* _The request_: Return the entries below in their exact form, leaving the pictures out.

* _Record extracts_:
* Begin *

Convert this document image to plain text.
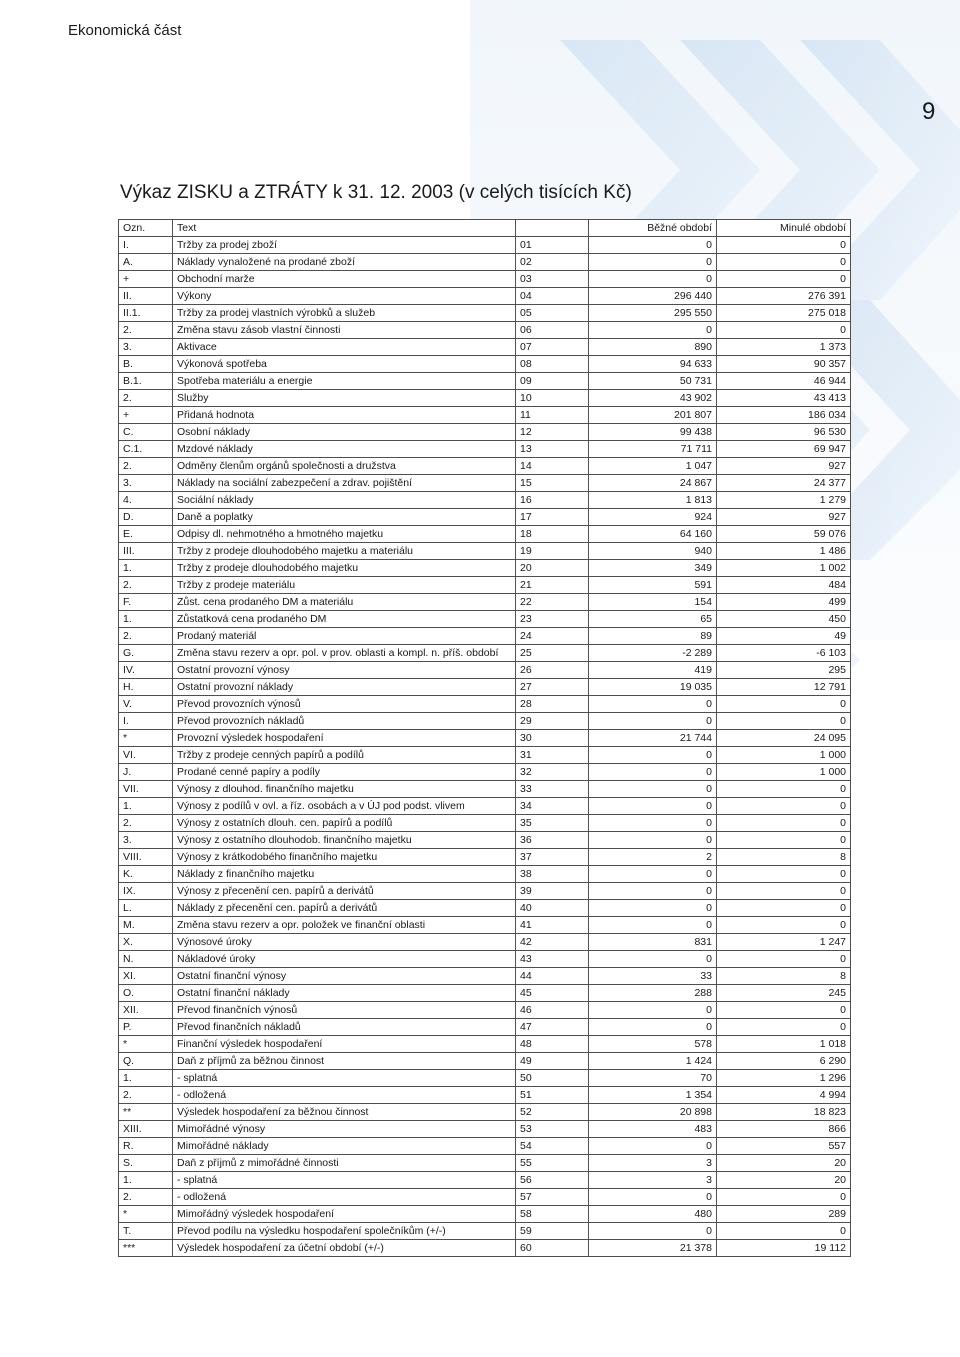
Ekonomická část
9
Výkaz ZISKU a ZTRÁTY k 31. 12. 2003 (v celých tisících Kč)
Ozn.	Text		Běžné období	Minulé období
I.	Tržby za prodej zboží	01	0	0
A.	Náklady vynaložené na prodané zboží	02	0	0
+	Obchodní marže	03	0	0
II.	Výkony	04	296 440	276 391
II.1.	Tržby za prodej vlastních výrobků a služeb	05	295 550	275 018
2.	Změna stavu zásob vlastní činnosti	06	0	0
3.	Aktivace	07	890	1 373
B.	Výkonová spotřeba	08	94 633	90 357
B.1.	Spotřeba materiálu a energie	09	50 731	46 944
2.	Služby	10	43 902	43 413
+	Přidaná hodnota	11	201 807	186 034
C.	Osobní náklady	12	99 438	96 530
C.1.	Mzdové náklady	13	71 711	69 947
2.	Odměny členům orgánů společnosti a družstva	14	1 047	927
3.	Náklady na sociální zabezpečení a zdrav. pojištění	15	24 867	24 377
4.	Sociální náklady	16	1 813	1 279
D.	Daně a poplatky	17	924	927
E.	Odpisy dl. nehmotného a hmotného majetku	18	64 160	59 076
III.	Tržby z prodeje dlouhodobého majetku a materiálu	19	940	1 486
1.	Tržby z prodeje dlouhodobého majetku	20	349	1 002
2.	Tržby z prodeje materiálu	21	591	484
F.	Zůst. cena prodaného DM a materiálu	22	154	499
1.	Zůstatková cena prodaného DM	23	65	450
2.	Prodaný materiál	24	89	49
G.	Změna stavu rezerv a opr. pol. v prov. oblasti a kompl. n. příš. období	25	-2 289	-6 103
IV.	Ostatní provozní výnosy	26	419	295
H.	Ostatní provozní náklady	27	19 035	12 791
V.	Převod provozních výnosů	28	0	0
I.	Převod provozních nákladů	29	0	0
*	Provozní výsledek hospodaření	30	21 744	24 095
VI.	Tržby z prodeje cenných papírů a podílů	31	0	1 000
J.	Prodané cenné papíry a podíly	32	0	1 000
VII.	Výnosy z dlouhod. finančního majetku	33	0	0
1.	Výnosy z podílů v ovl. a říz. osobách a v ÚJ pod podst. vlivem	34	0	0
2.	Výnosy z ostatních dlouh. cen. papírů a podílů	35	0	0
3.	Výnosy z ostatního dlouhodob. finančního majetku	36	0	0
VIII.	Výnosy z krátkodobého finančního majetku	37	2	8
K.	Náklady z finančního majetku	38	0	0
IX.	Výnosy z přecenění cen. papírů a derivátů	39	0	0
L.	Náklady z přecenění cen. papírů a derivátů	40	0	0
M.	Změna stavu rezerv a opr. položek ve finanční oblasti	41	0	0
X.	Výnosové úroky	42	831	1 247
N.	Nákladové úroky	43	0	0
XI.	Ostatní finanční výnosy	44	33	8
O.	Ostatní finanční náklady	45	288	245
XII.	Převod finančních výnosů	46	0	0
P.	Převod finančních nákladů	47	0	0
*	Finanční výsledek hospodaření	48	578	1 018
Q.	Daň z příjmů za běžnou činnost	49	1 424	6 290
1.	- splatná	50	70	1 296
2.	- odložená	51	1 354	4 994
**	Výsledek hospodaření za běžnou činnost	52	20 898	18 823
XIII.	Mimořádné výnosy	53	483	866
R.	Mimořádné náklady	54	0	557
S.	Daň z příjmů z mimořádné činnosti	55	3	20
1.	- splatná	56	3	20
2.	- odložená	57	0	0
*	Mimořádný výsledek hospodaření	58	480	289
T.	Převod podílu na výsledku hospodaření společníkům (+/-)	59	0	0
***	Výsledek hospodaření za účetní období (+/-)	60	21 378	19 112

* End *

* _Response for this exercise_:
Convert this document image to plain text.
Ekonomická část
9
Výkaz ZISKU a ZTRÁTY k 31. 12. 2003 (v celých tisících Kč)
Ozn.	Text		Běžné období	Minulé období
I.	Tržby za prodej zboží	01	0	0
A.	Náklady vynaložené na prodané zboží	02	0	0
+	Obchodní marže	03	0	0
II.	Výkony	04	296 440	276 391
II.1.	Tržby za prodej vlastních výrobků a služeb	05	295 550	275 018
2.	Změna stavu zásob vlastní činnosti	06	0	0
3.	Aktivace	07	890	1 373
B.	Výkonová spotřeba	08	94 633	90 357
B.1.	Spotřeba materiálu a energie	09	50 731	46 944
2.	Služby	10	43 902	43 413
+	Přidaná hodnota	11	201 807	186 034
C.	Osobní náklady	12	99 438	96 530
C.1.	Mzdové náklady	13	71 711	69 947
2.	Odměny členům orgánů společnosti a družstva	14	1 047	927
3.	Náklady na sociální zabezpečení a zdrav. pojištění	15	24 867	24 377
4.	Sociální náklady	16	1 813	1 279
D.	Daně a poplatky	17	924	927
E.	Odpisy dl. nehmotného a hmotného majetku	18	64 160	59 076
III.	Tržby z prodeje dlouhodobého majetku a materiálu	19	940	1 486
1.	Tržby z prodeje dlouhodobého majetku	20	349	1 002
2.	Tržby z prodeje materiálu	21	591	484
F.	Zůst. cena prodaného DM a materiálu	22	154	499
1.	Zůstatková cena prodaného DM	23	65	450
2.	Prodaný materiál	24	89	49
G.	Změna stavu rezerv a opr. pol. v prov. oblasti a kompl. n. příš. období	25	-2 289	-6 103
IV.	Ostatní provozní výnosy	26	419	295
H.	Ostatní provozní náklady	27	19 035	12 791
V.	Převod provozních výnosů	28	0	0
I.	Převod provozních nákladů	29	0	0
*	Provozní výsledek hospodaření	30	21 744	24 095
VI.	Tržby z prodeje cenných papírů a podílů	31	0	1 000
J.	Prodané cenné papíry a podíly	32	0	1 000
VII.	Výnosy z dlouhod. finančního majetku	33	0	0
1.	Výnosy z podílů v ovl. a říz. osobách a v ÚJ pod podst. vlivem	34	0	0
2.	Výnosy z ostatních dlouh. cen. papírů a podílů	35	0	0
3.	Výnosy z ostatního dlouhodob. finančního majetku	36	0	0
VIII.	Výnosy z krátkodobého finančního majetku	37	2	8
K.	Náklady z finančního majetku	38	0	0
IX.	Výnosy z přecenění cen. papírů a derivátů	39	0	0
L.	Náklady z přecenění cen. papírů a derivátů	40	0	0
M.	Změna stavu rezerv a opr. položek ve finanční oblasti	41	0	0
X.	Výnosové úroky	42	831	1 247
N.	Nákladové úroky	43	0	0
XI.	Ostatní finanční výnosy	44	33	8
O.	Ostatní finanční náklady	45	288	245
XII.	Převod finančních výnosů	46	0	0
P.	Převod finančních nákladů	47	0	0
*	Finanční výsledek hospodaření	48	578	1 018
Q.	Daň z příjmů za běžnou činnost	49	1 424	6 290
1.	- splatná	50	70	1 296
2.	- odložená	51	1 354	4 994
**	Výsledek hospodaření za běžnou činnost	52	20 898	18 823
XIII.	Mimořádné výnosy	53	483	866
R.	Mimořádné náklady	54	0	557
S.	Daň z příjmů z mimořádné činnosti	55	3	20
1.	- splatná	56	3	20
2.	- odložená	57	0	0
*	Mimořádný výsledek hospodaření	58	480	289
T.	Převod podílu na výsledku hospodaření společníkům (+/-)	59	0	0
***	Výsledek hospodaření za účetní období (+/-)	60	21 378	19 112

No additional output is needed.